*STATED GOAL:* Every record must appear in your copy exactly as written, with no pictures.

Records excerpted from a collection
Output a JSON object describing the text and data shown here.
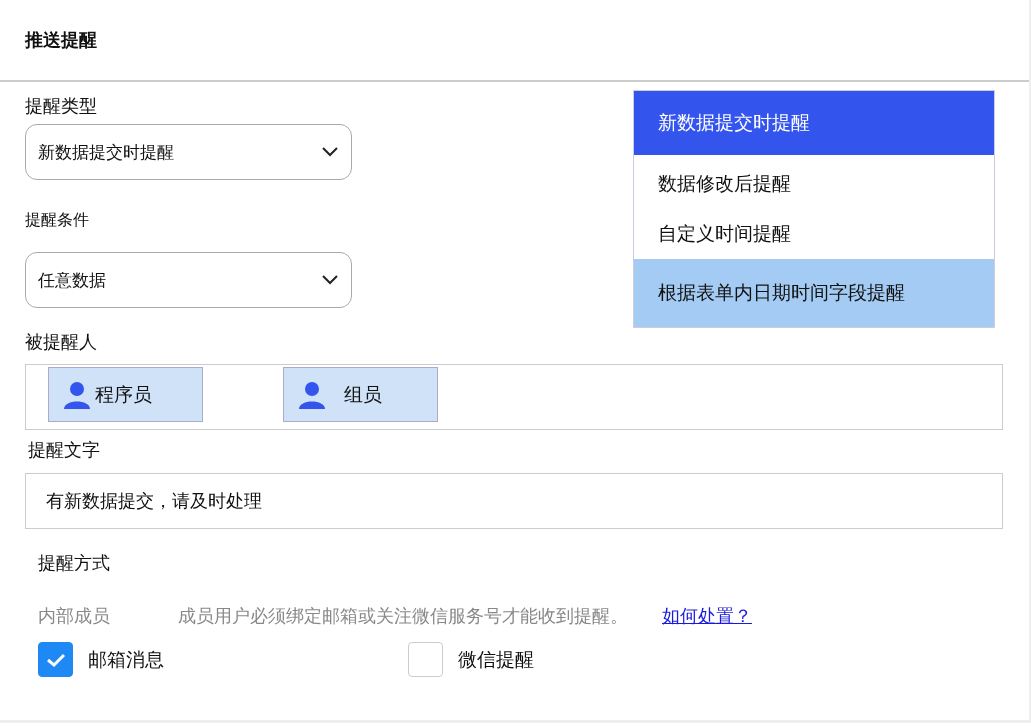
{
  "header": {
    "title": "推送提醒"
  },
  "reminder_type": {
    "label": "提醒类型",
    "value": "新数据提交时提醒",
    "expanded": true,
    "options": [
      {
        "label": "新数据提交时提醒",
        "selected": true,
        "hovered": false
      },
      {
        "label": "数据修改后提醒",
        "selected": false,
        "hovered": false
      },
      {
        "label": "自定义时间提醒",
        "selected": false,
        "hovered": false
      },
      {
        "label": "根据表单内日期时间字段提醒",
        "selected": false,
        "hovered": true
      }
    ]
  },
  "reminder_condition": {
    "label": "提醒条件",
    "value": "任意数据"
  },
  "recipients": {
    "label": "被提醒人",
    "items": [
      {
        "name": "程序员"
      },
      {
        "name": "组员"
      }
    ]
  },
  "reminder_text": {
    "label": "提醒文字",
    "value": "有新数据提交，请及时处理"
  },
  "reminder_method": {
    "label": "提醒方式",
    "group_label": "内部成员",
    "note": "成员用户必须绑定邮箱或关注微信服务号才能收到提醒。",
    "help_link": "如何处置？",
    "options": [
      {
        "label": "邮箱消息",
        "checked": true
      },
      {
        "label": "微信提醒",
        "checked": false
      }
    ]
  }
}
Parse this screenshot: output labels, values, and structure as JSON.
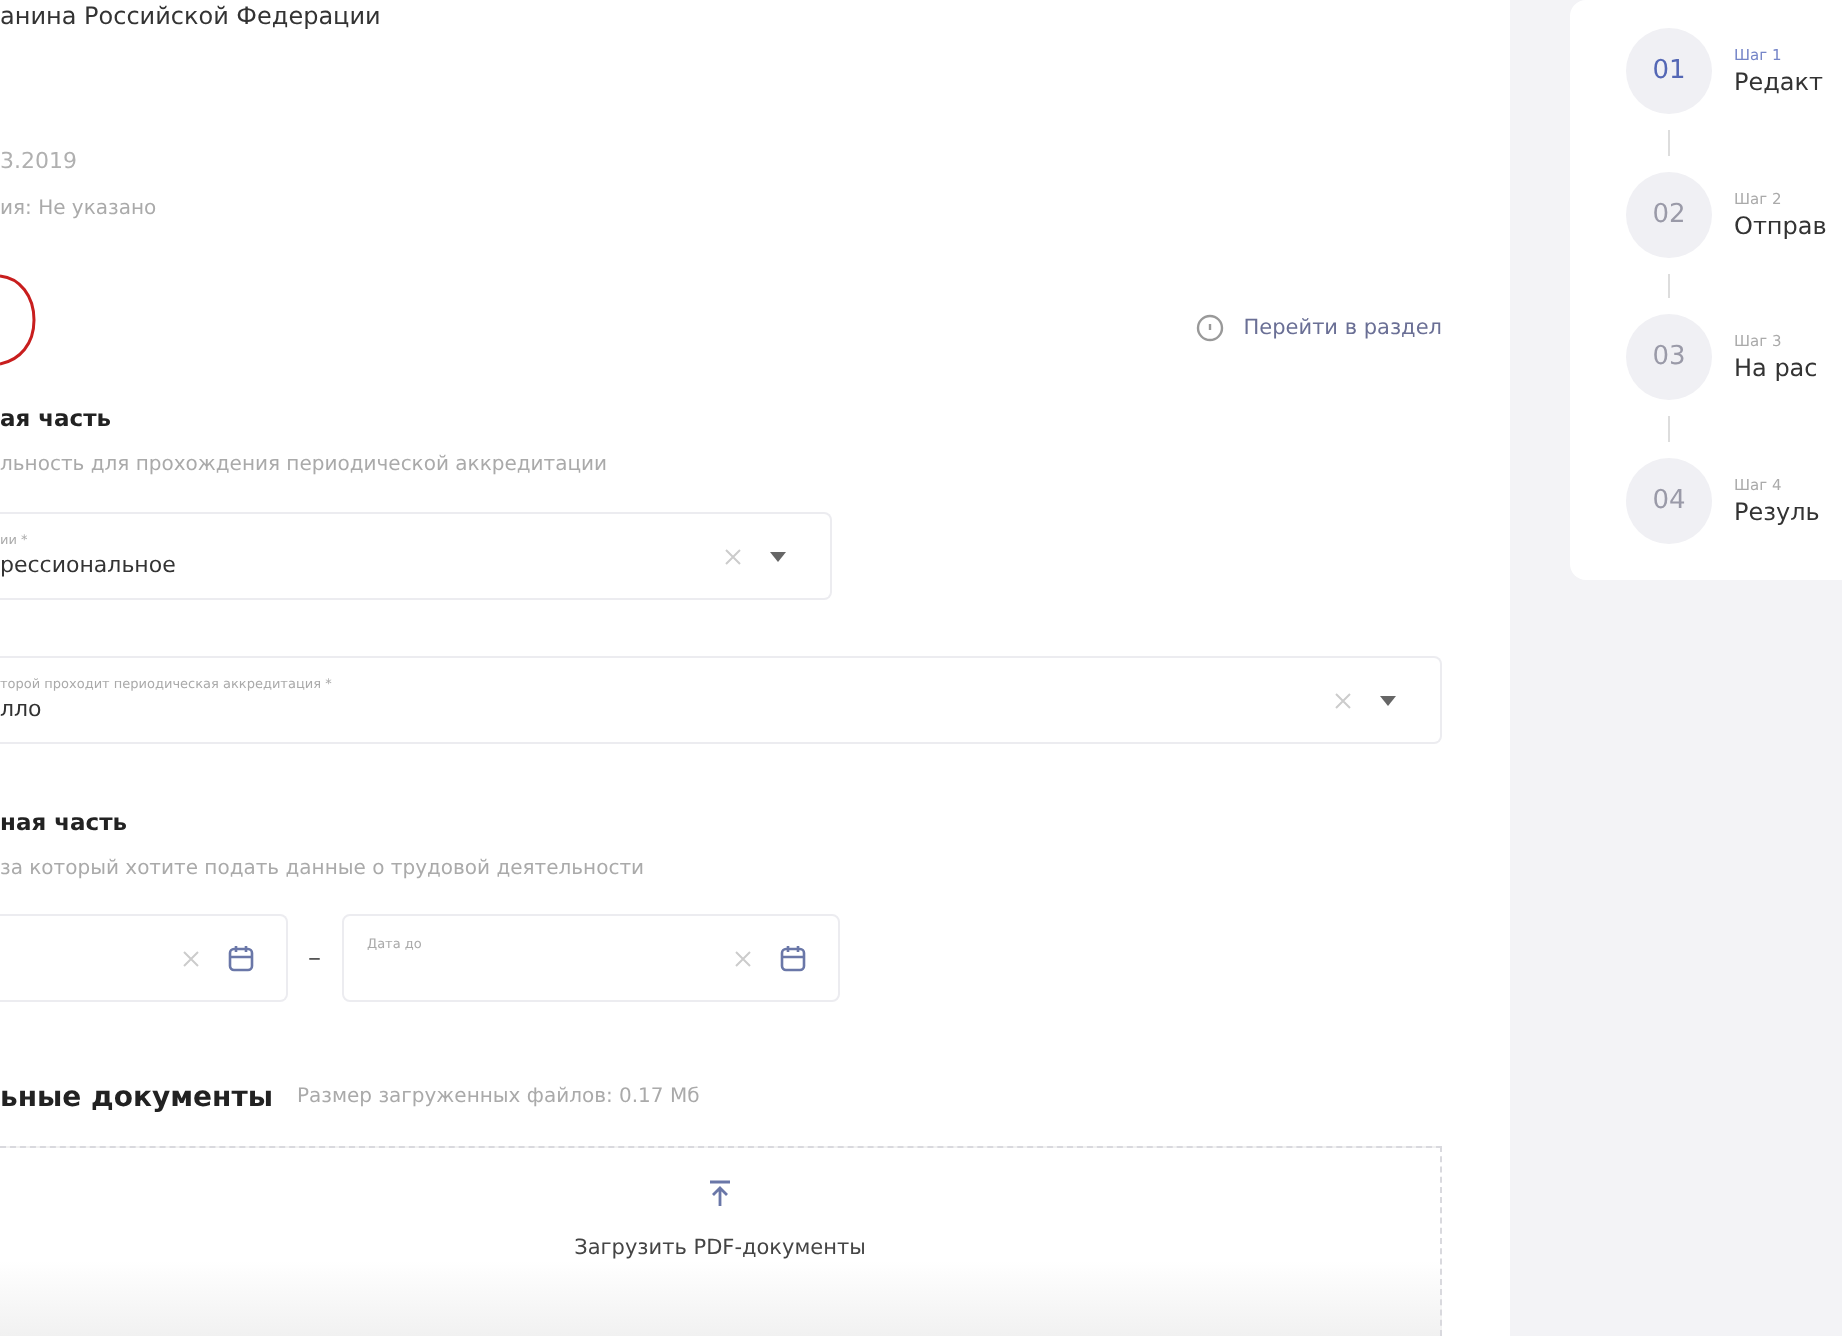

*OUTPUT BELOW:*
Output a JSON object describing the text and data shown here.
{
  "header": {
    "title": "推送提醒"
  },
  "reminder_type": {
    "label": "提醒类型",
    "value": "新数据提交时提醒",
    "expanded": true,
    "options": [
      {
        "label": "新数据提交时提醒",
        "selected": true,
        "hovered": false
      },
      {
        "label": "数据修改后提醒",
        "selected": false,
        "hovered": false
      },
      {
        "label": "自定义时间提醒",
        "selected": false,
        "hovered": false
      },
      {
        "label": "根据表单内日期时间字段提醒",
        "selected": false,
        "hovered": true
      }
    ]
  },
  "reminder_condition": {
    "label": "提醒条件",
    "value": "任意数据"
  },
  "recipients": {
    "label": "被提醒人",
    "items": [
      {
        "name": "程序员"
      },
      {
        "name": "组员"
      }
    ]
  },
  "reminder_text": {
    "label": "提醒文字",
    "value": "有新数据提交，请及时处理"
  },
  "reminder_method": {
    "label": "提醒方式",
    "group_label": "内部成员",
    "note": "成员用户必须绑定邮箱或关注微信服务号才能收到提醒。",
    "help_link": "如何处置？",
    "options": [
      {
        "label": "邮箱消息",
        "checked": true
      },
      {
        "label": "微信提醒",
        "checked": false
      }
    ]
  }
}
Parse this screenshot: output labels, values, and structure as JSON.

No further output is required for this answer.